— START OF RECORD LIST —

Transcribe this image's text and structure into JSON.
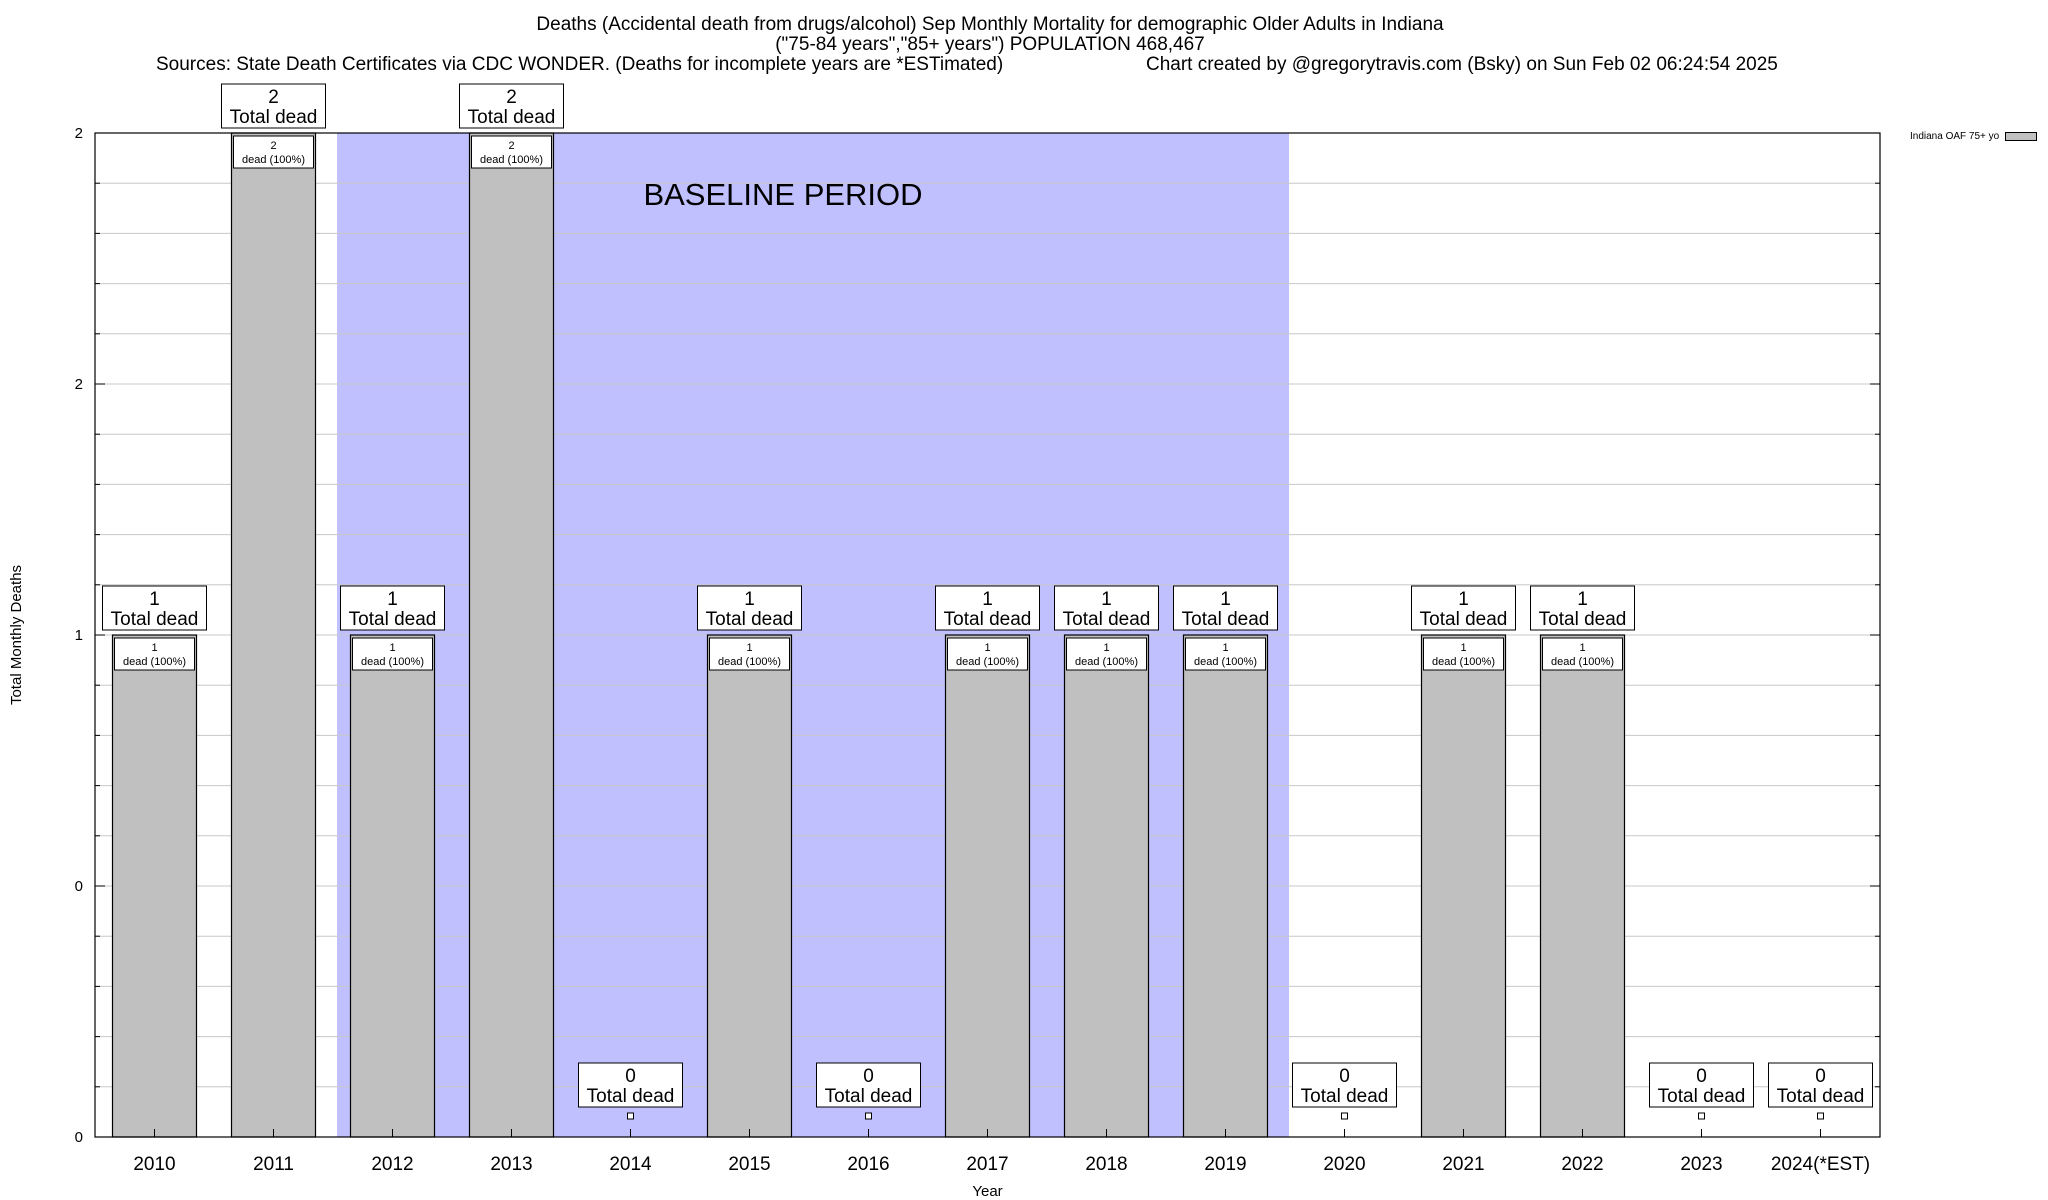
{
  "chart_data": {
    "type": "bar",
    "title": "Deaths (Accidental death from drugs/alcohol) Sep Monthly Mortality for demographic Older Adults in Indiana",
    "subtitle": "(\"75-84 years\",\"85+ years\") POPULATION 468,467",
    "sources": "Sources: State Death Certificates via CDC WONDER. (Deaths for incomplete years are *ESTimated)",
    "credit": "Chart created by @gregorytravis.com (Bsky) on Sun Feb 02 06:24:54 2025",
    "xlabel": "Year",
    "ylabel": "Total Monthly Deaths",
    "categories": [
      "2010",
      "2011",
      "2012",
      "2013",
      "2014",
      "2015",
      "2016",
      "2017",
      "2018",
      "2019",
      "2020",
      "2021",
      "2022",
      "2023",
      "2024(*EST)"
    ],
    "series": [
      {
        "name": "Indiana OAF 75+ yo",
        "values": [
          1,
          2,
          1,
          2,
          0,
          1,
          0,
          1,
          1,
          1,
          0,
          1,
          1,
          0,
          0
        ]
      }
    ],
    "total_labels": [
      "1",
      "2",
      "1",
      "2",
      "0",
      "1",
      "0",
      "1",
      "1",
      "1",
      "0",
      "1",
      "1",
      "0",
      "0"
    ],
    "total_suffix": "Total dead",
    "inner_labels": [
      "1",
      "2",
      "1",
      "2",
      "",
      "1",
      "",
      "1",
      "1",
      "1",
      "",
      "1",
      "1",
      "",
      ""
    ],
    "inner_suffix": "dead (100%)",
    "ylim": [
      0,
      2
    ],
    "ytick_labels": [
      "0",
      "0",
      "1",
      "2",
      "2"
    ],
    "grid": true,
    "legend_position": "top-right",
    "baseline": {
      "label": "BASELINE PERIOD",
      "start": "2012",
      "end": "2019"
    },
    "colors": {
      "bar": "#c0c0c0",
      "baseline": "#c0c0ff",
      "grid": "#c8c8c8"
    }
  }
}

— END OF RECORD LIST —

● THE TASK: Retype the whole listing exactly and leave the pictures out.

● RESPONSE:
Transcribe this image's text and structure into JSON.
{
  "chart_data": {
    "type": "bar",
    "title": "Deaths (Accidental death from drugs/alcohol) Sep Monthly Mortality for demographic Older Adults in Indiana",
    "subtitle": "(\"75-84 years\",\"85+ years\") POPULATION 468,467",
    "sources": "Sources: State Death Certificates via CDC WONDER. (Deaths for incomplete years are *ESTimated)",
    "credit": "Chart created by @gregorytravis.com (Bsky) on Sun Feb 02 06:24:54 2025",
    "xlabel": "Year",
    "ylabel": "Total Monthly Deaths",
    "categories": [
      "2010",
      "2011",
      "2012",
      "2013",
      "2014",
      "2015",
      "2016",
      "2017",
      "2018",
      "2019",
      "2020",
      "2021",
      "2022",
      "2023",
      "2024(*EST)"
    ],
    "series": [
      {
        "name": "Indiana OAF 75+ yo",
        "values": [
          1,
          2,
          1,
          2,
          0,
          1,
          0,
          1,
          1,
          1,
          0,
          1,
          1,
          0,
          0
        ]
      }
    ],
    "total_labels": [
      "1",
      "2",
      "1",
      "2",
      "0",
      "1",
      "0",
      "1",
      "1",
      "1",
      "0",
      "1",
      "1",
      "0",
      "0"
    ],
    "total_suffix": "Total dead",
    "inner_labels": [
      "1",
      "2",
      "1",
      "2",
      "",
      "1",
      "",
      "1",
      "1",
      "1",
      "",
      "1",
      "1",
      "",
      ""
    ],
    "inner_suffix": "dead (100%)",
    "ylim": [
      0,
      2
    ],
    "ytick_labels": [
      "0",
      "0",
      "1",
      "2",
      "2"
    ],
    "grid": true,
    "legend_position": "top-right",
    "baseline": {
      "label": "BASELINE PERIOD",
      "start": "2012",
      "end": "2019"
    },
    "colors": {
      "bar": "#c0c0c0",
      "baseline": "#c0c0ff",
      "grid": "#c8c8c8"
    }
  }
}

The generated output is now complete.